→ What is required:
Whenever a line below holds the word "zuweilen", copy that line.

→ Entries shown:
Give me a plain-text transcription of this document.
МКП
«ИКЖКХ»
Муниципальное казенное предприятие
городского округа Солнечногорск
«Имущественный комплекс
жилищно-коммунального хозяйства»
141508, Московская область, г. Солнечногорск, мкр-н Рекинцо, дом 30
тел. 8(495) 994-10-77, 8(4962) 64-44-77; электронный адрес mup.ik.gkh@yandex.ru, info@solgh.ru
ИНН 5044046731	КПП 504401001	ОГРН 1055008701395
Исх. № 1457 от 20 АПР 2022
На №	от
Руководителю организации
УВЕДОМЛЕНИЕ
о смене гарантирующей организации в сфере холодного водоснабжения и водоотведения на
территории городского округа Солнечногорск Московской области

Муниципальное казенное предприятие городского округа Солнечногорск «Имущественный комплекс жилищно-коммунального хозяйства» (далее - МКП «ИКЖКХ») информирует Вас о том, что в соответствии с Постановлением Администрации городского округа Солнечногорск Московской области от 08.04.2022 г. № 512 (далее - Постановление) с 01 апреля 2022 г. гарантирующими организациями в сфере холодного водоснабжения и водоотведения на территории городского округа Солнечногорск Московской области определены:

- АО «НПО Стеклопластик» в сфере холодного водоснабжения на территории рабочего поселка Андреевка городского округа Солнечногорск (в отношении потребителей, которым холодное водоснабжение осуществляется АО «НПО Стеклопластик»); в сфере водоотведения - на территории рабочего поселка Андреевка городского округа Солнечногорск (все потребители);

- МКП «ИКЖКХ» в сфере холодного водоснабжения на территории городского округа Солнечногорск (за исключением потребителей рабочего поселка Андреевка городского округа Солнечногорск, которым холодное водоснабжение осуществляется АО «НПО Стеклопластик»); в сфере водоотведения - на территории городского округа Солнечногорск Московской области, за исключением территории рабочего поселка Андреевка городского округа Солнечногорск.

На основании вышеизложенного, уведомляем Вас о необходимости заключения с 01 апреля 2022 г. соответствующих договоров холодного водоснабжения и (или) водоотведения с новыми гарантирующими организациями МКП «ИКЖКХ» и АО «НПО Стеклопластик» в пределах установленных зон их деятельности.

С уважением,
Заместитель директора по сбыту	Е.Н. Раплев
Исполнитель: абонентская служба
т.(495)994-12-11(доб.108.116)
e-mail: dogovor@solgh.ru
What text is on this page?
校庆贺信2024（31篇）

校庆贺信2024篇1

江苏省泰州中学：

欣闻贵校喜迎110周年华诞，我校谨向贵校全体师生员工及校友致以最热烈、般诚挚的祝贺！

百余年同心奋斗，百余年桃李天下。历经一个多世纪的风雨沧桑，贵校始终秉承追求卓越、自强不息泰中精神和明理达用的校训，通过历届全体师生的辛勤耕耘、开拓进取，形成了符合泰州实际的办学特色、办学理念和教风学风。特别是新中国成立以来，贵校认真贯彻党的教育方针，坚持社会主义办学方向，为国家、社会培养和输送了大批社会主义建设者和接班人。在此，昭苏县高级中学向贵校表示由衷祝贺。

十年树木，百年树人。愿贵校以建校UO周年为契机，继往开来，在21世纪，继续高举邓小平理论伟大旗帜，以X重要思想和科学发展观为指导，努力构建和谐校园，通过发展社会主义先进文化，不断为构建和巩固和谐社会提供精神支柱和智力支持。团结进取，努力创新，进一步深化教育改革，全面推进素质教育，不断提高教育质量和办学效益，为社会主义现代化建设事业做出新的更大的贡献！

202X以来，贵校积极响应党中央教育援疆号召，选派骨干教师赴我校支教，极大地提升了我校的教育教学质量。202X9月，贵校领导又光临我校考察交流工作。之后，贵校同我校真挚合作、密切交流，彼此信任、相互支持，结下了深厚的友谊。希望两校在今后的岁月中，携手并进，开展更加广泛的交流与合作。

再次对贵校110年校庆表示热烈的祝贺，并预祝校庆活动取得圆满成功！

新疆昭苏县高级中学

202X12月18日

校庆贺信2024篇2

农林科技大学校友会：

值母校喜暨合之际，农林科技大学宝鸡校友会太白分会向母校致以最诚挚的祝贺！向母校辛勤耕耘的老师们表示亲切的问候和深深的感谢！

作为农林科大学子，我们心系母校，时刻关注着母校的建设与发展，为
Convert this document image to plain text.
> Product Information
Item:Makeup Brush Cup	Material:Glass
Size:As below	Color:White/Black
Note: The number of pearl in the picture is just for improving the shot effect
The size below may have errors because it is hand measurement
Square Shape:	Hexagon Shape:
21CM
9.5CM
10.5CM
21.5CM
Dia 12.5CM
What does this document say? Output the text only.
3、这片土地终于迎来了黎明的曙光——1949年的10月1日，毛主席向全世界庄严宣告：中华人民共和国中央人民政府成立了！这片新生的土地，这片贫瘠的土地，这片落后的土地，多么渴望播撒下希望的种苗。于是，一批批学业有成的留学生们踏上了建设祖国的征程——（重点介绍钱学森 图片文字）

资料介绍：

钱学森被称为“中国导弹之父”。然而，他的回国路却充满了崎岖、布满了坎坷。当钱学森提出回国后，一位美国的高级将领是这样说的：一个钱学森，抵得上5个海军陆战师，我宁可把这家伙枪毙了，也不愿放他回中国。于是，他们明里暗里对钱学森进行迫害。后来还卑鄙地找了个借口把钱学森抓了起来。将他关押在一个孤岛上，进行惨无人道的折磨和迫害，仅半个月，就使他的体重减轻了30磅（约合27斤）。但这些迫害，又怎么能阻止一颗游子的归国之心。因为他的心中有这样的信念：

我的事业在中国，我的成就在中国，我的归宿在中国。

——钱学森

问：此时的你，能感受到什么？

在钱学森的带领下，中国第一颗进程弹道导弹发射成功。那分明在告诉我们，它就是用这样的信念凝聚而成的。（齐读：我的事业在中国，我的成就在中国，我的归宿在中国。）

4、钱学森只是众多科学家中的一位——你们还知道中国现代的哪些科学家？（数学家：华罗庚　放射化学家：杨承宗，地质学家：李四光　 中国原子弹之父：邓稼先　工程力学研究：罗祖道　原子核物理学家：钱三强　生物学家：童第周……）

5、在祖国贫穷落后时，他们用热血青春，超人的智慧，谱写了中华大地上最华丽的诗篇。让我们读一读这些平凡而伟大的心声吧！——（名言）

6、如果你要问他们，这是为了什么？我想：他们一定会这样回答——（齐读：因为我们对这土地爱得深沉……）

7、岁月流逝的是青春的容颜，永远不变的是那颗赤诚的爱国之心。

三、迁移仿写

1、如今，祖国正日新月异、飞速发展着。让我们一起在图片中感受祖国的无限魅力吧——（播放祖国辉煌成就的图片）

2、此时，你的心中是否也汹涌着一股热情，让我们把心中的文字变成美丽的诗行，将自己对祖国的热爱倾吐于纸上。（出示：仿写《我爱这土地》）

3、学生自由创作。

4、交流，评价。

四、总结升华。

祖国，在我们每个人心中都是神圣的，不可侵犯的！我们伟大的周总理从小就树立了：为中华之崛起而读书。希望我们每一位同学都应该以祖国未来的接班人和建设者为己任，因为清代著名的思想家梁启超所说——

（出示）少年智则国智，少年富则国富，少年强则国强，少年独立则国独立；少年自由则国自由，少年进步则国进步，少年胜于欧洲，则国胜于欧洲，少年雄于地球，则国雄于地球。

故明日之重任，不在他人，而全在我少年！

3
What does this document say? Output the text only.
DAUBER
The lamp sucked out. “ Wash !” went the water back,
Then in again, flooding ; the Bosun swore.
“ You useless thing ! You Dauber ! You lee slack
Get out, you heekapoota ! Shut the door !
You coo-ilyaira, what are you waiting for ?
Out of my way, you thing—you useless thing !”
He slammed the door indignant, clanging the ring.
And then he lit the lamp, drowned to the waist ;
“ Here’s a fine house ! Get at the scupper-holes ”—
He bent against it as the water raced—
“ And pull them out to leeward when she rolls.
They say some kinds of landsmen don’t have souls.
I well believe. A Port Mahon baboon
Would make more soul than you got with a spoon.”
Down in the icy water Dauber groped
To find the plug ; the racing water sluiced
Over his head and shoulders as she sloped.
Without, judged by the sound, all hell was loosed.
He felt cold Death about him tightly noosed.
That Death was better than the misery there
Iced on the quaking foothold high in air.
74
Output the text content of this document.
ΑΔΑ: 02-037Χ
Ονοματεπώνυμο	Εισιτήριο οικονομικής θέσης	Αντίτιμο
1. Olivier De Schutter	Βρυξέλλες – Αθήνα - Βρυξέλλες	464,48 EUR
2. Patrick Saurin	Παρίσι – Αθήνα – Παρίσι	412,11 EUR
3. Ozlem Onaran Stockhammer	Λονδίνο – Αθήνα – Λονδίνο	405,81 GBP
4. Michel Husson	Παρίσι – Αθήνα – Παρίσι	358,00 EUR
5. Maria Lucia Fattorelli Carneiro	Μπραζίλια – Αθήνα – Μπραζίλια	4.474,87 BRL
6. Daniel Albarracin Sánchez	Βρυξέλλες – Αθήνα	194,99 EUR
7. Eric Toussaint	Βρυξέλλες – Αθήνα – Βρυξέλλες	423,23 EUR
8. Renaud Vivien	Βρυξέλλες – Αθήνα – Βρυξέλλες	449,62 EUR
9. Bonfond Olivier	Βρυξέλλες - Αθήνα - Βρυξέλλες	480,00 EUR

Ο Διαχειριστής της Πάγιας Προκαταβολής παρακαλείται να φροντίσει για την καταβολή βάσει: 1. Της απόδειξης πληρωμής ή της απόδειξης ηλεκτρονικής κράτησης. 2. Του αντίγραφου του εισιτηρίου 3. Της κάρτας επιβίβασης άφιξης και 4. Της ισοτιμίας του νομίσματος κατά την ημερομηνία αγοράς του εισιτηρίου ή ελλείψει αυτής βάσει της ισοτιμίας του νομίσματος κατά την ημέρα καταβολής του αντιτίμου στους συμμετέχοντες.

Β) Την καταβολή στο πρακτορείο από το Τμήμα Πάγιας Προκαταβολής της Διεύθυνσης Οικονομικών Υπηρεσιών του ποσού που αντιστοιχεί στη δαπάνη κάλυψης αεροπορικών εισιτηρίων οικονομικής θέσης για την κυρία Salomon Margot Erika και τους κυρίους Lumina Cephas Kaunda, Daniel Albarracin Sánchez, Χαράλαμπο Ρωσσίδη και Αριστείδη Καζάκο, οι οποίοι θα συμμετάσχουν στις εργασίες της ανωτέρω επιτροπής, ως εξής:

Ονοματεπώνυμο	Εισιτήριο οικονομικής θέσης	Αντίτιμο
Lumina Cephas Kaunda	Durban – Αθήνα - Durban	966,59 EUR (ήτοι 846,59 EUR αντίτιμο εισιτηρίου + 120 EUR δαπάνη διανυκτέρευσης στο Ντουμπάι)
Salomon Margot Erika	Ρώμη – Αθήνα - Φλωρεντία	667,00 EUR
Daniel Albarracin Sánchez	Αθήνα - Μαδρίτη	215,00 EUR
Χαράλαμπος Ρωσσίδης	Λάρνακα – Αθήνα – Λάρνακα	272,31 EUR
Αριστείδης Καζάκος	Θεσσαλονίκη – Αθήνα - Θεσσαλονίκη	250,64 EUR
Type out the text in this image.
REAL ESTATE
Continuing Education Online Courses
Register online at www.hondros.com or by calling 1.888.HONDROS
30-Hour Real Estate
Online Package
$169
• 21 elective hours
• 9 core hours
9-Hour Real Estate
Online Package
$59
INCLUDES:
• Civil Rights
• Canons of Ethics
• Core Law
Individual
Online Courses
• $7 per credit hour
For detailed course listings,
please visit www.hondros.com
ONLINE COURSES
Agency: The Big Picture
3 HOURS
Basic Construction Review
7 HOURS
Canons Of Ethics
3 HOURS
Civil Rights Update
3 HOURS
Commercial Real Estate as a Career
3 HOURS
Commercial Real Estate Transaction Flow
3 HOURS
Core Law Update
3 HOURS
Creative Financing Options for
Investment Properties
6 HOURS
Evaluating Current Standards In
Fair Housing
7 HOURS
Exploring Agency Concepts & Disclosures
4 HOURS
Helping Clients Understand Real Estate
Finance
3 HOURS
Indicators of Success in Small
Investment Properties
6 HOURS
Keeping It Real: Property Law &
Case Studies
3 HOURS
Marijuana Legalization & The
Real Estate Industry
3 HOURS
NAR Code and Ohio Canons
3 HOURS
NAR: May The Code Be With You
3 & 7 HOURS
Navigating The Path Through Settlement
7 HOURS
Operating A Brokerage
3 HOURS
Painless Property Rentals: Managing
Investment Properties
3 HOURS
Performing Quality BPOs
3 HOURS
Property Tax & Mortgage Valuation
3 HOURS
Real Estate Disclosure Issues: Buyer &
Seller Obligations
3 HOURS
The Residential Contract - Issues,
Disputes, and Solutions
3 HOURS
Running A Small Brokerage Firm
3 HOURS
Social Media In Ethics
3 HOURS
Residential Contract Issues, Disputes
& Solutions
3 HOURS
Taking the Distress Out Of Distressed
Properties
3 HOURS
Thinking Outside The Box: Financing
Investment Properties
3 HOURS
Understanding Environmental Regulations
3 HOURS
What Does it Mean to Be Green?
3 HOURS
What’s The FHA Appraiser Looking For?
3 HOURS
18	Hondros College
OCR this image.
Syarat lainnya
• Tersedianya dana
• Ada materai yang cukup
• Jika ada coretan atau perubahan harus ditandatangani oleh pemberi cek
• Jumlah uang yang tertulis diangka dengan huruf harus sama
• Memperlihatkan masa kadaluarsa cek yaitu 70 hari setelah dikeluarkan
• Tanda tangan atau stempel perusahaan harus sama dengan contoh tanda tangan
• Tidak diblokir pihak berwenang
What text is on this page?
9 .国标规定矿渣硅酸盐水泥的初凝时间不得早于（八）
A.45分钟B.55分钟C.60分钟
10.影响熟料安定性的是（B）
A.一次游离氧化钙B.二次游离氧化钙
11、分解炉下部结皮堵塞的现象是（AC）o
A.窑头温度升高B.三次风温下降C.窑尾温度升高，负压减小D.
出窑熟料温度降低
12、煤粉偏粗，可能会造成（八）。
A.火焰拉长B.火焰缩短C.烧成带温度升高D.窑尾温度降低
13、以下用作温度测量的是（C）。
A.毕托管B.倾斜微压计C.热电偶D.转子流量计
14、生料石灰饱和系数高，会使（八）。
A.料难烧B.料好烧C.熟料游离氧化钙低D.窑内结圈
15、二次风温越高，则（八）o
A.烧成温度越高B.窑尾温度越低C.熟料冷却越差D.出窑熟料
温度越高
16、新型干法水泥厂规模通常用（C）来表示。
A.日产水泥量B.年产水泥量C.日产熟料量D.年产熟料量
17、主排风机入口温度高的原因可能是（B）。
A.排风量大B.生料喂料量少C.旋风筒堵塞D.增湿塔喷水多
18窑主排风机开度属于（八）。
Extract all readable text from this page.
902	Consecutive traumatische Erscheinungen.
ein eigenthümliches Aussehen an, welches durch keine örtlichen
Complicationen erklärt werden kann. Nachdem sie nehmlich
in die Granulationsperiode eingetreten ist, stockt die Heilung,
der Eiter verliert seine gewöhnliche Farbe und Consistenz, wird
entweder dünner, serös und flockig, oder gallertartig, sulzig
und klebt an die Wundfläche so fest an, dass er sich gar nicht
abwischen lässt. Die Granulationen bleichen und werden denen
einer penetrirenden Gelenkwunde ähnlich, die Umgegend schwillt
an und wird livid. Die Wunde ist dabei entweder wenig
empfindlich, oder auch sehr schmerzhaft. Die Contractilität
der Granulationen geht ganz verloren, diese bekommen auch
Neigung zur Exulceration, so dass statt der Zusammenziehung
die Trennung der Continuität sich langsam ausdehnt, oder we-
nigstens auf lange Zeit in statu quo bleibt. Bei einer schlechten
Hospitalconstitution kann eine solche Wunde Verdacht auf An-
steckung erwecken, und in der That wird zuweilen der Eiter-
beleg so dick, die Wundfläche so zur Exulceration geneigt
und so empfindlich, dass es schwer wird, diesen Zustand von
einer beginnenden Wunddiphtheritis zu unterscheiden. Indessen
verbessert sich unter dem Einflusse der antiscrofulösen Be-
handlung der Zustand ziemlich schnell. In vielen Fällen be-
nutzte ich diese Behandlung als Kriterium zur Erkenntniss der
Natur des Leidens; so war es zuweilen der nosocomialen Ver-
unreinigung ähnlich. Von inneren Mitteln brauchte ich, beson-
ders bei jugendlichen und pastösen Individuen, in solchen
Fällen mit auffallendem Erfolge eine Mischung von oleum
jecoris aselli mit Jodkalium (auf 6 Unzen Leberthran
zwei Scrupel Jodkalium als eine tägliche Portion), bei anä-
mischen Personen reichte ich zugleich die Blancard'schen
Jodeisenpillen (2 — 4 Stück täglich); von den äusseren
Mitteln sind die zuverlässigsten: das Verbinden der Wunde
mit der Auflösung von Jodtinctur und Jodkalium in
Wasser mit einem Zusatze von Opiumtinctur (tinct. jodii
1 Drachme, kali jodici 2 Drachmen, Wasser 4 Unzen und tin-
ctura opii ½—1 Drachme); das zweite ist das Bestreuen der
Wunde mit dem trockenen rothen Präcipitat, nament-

→ Response to the task:
steckung erwecken, und in der That wird zuweilen der Eiter-
Natur des Leidens; so war es zuweilen der nosocomialen Ver-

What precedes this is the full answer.